Set problem: Below are some records. How many of their lines contain the string "label"? Give the number only.

** begin **

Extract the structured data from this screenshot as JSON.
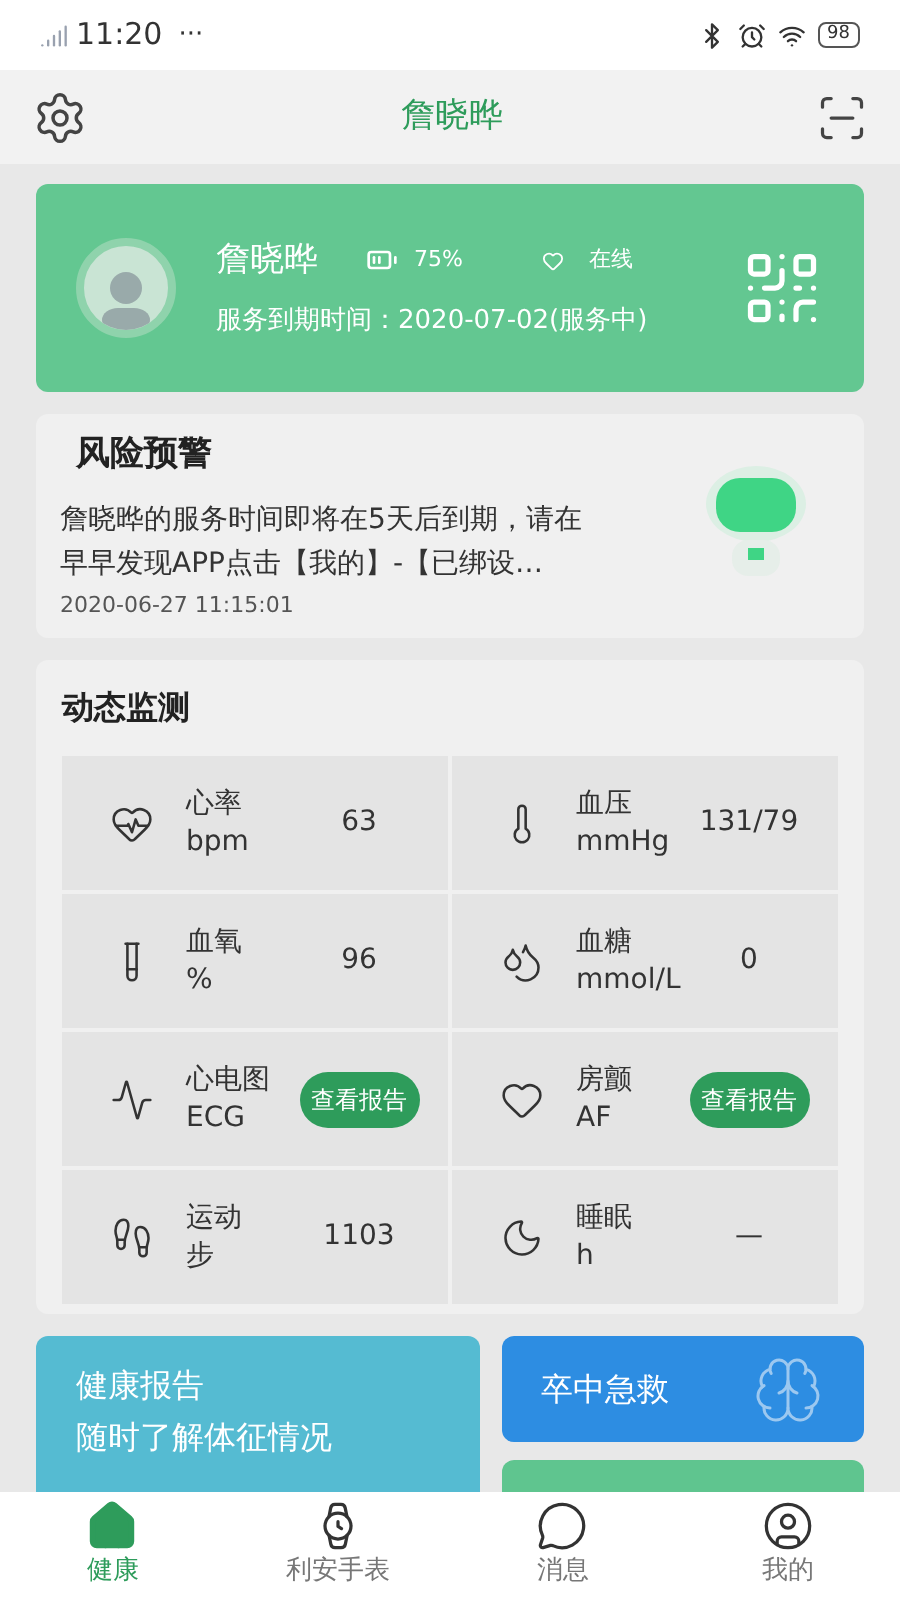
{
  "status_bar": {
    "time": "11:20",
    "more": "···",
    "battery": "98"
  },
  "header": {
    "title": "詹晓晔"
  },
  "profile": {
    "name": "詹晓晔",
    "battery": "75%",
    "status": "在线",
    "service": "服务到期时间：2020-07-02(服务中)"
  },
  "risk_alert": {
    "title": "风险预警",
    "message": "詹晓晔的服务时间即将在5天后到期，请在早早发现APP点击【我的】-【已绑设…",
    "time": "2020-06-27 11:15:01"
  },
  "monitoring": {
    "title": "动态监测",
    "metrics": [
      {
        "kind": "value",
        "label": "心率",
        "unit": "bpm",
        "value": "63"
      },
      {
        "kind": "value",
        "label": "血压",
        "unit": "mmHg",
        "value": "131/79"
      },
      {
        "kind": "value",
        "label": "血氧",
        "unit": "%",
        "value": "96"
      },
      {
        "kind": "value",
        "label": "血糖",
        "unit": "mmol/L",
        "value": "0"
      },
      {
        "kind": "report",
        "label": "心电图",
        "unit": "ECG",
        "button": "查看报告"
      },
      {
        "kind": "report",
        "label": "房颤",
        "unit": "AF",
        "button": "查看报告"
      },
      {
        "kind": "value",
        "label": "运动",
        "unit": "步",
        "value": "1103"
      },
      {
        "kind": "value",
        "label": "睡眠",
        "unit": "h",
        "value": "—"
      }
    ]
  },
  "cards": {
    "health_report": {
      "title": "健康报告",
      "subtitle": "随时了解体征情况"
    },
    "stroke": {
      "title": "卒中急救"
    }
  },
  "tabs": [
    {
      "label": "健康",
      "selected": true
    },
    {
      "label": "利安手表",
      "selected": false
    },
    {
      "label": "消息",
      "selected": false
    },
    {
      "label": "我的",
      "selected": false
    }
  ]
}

** end **

Output for this exercise: 12